**Records shown**
------------------------------------------------------------

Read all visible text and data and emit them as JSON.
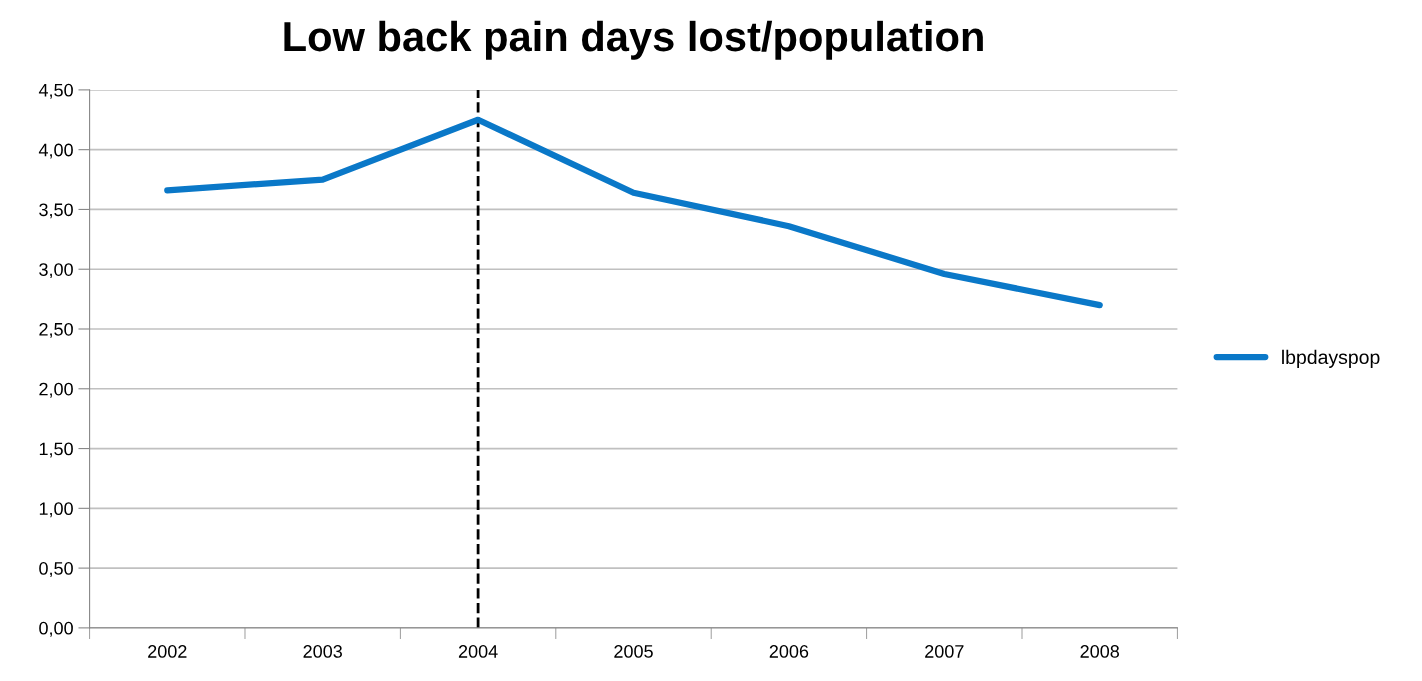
{
  "chart_data": {
    "type": "line",
    "title": "Low back pain days lost/population",
    "categories": [
      "2002",
      "2003",
      "2004",
      "2005",
      "2006",
      "2007",
      "2008"
    ],
    "series": [
      {
        "name": "lbpdayspop",
        "color": "#0a78c8",
        "values": [
          3.66,
          3.75,
          4.25,
          3.64,
          3.36,
          2.96,
          2.7
        ]
      }
    ],
    "ylim": [
      0,
      4.5
    ],
    "yticks": [
      {
        "value": 0,
        "label": "0,00"
      },
      {
        "value": 0.5,
        "label": "0,50"
      },
      {
        "value": 1,
        "label": "1,00"
      },
      {
        "value": 1.5,
        "label": "1,50"
      },
      {
        "value": 2,
        "label": "2,00"
      },
      {
        "value": 2.5,
        "label": "2,50"
      },
      {
        "value": 3,
        "label": "3,00"
      },
      {
        "value": 3.5,
        "label": "3,50"
      },
      {
        "value": 4,
        "label": "4,00"
      },
      {
        "value": 4.5,
        "label": "4,50"
      }
    ],
    "ref_lines": [
      {
        "axis": "x",
        "value": "2004",
        "color": "#000000",
        "line_style": "dashed"
      }
    ],
    "grid": "y",
    "legend": "right",
    "marker": "none",
    "line_style": "solid"
  }
}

------------------------------------------------------------

**Work to complete**
From the material above, gather all lines that include the string "label" and copy them.

**Completed task**
        "label": "0,00"
        "label": "0,50"
        "label": "1,00"
        "label": "1,50"
        "label": "2,00"
        "label": "2,50"
        "label": "3,00"
        "label": "3,50"
        "label": "4,00"
        "label": "4,50"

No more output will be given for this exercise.